--- INFORMATION GIVEN ---

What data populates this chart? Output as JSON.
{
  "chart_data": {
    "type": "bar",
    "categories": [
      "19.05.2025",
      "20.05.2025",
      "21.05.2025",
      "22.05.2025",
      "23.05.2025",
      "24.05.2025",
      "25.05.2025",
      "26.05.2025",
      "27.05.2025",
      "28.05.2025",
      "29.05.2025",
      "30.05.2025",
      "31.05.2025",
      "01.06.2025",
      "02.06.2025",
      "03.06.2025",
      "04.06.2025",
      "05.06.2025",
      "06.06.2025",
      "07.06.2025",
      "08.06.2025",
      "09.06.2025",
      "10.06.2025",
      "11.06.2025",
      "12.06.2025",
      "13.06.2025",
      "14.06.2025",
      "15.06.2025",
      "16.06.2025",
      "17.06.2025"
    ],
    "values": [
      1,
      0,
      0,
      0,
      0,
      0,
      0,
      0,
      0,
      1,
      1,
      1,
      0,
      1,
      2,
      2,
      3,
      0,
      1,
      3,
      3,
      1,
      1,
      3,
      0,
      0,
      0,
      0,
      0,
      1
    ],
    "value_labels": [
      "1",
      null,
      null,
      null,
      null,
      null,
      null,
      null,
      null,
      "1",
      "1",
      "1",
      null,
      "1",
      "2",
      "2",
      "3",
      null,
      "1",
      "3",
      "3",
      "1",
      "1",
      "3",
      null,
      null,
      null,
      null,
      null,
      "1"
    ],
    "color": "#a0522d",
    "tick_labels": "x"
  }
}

---

GIVEN PROBLEM |
Reproduce the material precisely, including every line.

EXERCISE OUTPUT |
What data populates this chart? Output as JSON.
{
  "chart_data": {
    "type": "bar",
    "categories": [
      "19.05.2025",
      "20.05.2025",
      "21.05.2025",
      "22.05.2025",
      "23.05.2025",
      "24.05.2025",
      "25.05.2025",
      "26.05.2025",
      "27.05.2025",
      "28.05.2025",
      "29.05.2025",
      "30.05.2025",
      "31.05.2025",
      "01.06.2025",
      "02.06.2025",
      "03.06.2025",
      "04.06.2025",
      "05.06.2025",
      "06.06.2025",
      "07.06.2025",
      "08.06.2025",
      "09.06.2025",
      "10.06.2025",
      "11.06.2025",
      "12.06.2025",
      "13.06.2025",
      "14.06.2025",
      "15.06.2025",
      "16.06.2025",
      "17.06.2025"
    ],
    "values": [
      1,
      0,
      0,
      0,
      0,
      0,
      0,
      0,
      0,
      1,
      1,
      1,
      0,
      1,
      2,
      2,
      3,
      0,
      1,
      3,
      3,
      1,
      1,
      3,
      0,
      0,
      0,
      0,
      0,
      1
    ],
    "value_labels": [
      "1",
      null,
      null,
      null,
      null,
      null,
      null,
      null,
      null,
      "1",
      "1",
      "1",
      null,
      "1",
      "2",
      "2",
      "3",
      null,
      "1",
      "3",
      "3",
      "1",
      "1",
      "3",
      null,
      null,
      null,
      null,
      null,
      "1"
    ],
    "color": "#a0522d",
    "tick_labels": "x"
  }
}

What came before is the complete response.